Collected data entries
------

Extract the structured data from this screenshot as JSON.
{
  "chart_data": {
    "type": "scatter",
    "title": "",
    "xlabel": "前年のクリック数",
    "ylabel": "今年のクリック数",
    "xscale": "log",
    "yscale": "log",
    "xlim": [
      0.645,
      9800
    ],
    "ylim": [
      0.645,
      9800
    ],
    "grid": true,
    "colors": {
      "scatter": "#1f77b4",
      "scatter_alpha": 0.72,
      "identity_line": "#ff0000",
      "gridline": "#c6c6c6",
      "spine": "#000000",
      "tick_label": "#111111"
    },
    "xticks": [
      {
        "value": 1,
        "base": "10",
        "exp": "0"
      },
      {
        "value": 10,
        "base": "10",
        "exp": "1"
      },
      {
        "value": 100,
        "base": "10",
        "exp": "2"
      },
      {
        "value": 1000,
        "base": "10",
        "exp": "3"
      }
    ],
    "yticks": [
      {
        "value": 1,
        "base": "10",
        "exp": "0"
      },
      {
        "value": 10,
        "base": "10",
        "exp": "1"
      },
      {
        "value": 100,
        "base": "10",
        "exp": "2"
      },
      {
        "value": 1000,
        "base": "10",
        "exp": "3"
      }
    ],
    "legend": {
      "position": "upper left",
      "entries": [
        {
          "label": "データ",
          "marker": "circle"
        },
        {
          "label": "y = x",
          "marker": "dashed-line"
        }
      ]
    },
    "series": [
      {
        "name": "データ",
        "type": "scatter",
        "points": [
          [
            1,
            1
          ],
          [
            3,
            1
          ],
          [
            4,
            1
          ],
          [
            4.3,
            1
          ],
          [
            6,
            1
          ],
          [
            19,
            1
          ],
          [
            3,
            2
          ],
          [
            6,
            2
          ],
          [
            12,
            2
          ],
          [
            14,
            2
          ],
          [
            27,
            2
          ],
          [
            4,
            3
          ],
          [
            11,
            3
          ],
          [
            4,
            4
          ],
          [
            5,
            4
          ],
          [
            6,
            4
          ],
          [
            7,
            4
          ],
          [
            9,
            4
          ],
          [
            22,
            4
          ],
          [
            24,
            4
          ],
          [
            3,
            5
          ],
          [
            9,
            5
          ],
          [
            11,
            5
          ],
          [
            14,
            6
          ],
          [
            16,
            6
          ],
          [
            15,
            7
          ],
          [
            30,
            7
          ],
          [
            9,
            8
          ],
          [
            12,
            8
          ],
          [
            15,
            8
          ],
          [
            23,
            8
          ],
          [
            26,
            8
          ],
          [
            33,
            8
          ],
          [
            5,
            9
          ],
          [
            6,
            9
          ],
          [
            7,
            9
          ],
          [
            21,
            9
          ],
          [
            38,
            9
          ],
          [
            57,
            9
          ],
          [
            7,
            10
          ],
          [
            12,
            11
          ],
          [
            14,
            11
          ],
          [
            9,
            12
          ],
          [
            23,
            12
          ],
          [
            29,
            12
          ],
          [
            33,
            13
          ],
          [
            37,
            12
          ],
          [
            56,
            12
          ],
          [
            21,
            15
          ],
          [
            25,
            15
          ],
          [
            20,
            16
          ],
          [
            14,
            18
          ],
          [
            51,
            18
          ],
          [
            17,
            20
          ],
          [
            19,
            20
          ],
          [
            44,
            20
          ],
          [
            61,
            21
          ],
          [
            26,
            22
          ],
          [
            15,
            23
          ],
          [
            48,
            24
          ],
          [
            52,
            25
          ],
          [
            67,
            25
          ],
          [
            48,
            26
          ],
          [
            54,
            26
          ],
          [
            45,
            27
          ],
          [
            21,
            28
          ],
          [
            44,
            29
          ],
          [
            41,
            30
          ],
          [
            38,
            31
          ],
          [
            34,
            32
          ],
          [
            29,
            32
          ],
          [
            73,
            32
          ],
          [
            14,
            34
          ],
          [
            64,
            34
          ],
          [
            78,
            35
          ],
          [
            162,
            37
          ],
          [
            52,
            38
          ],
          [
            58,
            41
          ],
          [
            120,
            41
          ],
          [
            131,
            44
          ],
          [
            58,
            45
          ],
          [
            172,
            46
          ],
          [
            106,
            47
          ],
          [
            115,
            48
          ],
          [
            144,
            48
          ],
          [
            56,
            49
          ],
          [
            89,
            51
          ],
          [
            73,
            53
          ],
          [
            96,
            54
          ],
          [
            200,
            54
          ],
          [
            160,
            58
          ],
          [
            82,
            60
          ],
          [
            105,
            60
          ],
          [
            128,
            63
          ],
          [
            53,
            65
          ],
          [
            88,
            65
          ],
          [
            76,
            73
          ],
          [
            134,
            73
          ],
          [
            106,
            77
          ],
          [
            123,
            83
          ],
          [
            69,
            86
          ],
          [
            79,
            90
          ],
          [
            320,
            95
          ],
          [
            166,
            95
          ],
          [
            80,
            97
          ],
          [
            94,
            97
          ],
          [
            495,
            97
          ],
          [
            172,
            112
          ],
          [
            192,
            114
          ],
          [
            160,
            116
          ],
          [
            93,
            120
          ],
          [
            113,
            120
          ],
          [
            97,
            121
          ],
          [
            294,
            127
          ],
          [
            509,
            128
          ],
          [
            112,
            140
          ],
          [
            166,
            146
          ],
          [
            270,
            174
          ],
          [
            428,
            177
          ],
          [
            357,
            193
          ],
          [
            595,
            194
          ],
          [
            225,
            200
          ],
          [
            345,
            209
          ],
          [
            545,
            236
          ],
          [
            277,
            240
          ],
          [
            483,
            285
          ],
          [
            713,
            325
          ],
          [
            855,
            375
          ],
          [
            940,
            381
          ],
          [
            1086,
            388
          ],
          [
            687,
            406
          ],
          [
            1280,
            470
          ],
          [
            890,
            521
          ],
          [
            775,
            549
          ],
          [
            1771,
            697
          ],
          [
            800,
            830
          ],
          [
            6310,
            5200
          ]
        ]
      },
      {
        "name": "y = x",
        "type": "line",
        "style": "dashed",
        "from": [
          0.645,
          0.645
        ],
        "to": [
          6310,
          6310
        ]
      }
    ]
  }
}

------

• _What you will do_: Look through the lines above and collect those with the word "type".

• _Expected answer_:
    "type": "scatter",
        "type": "scatter",
        "type": "line",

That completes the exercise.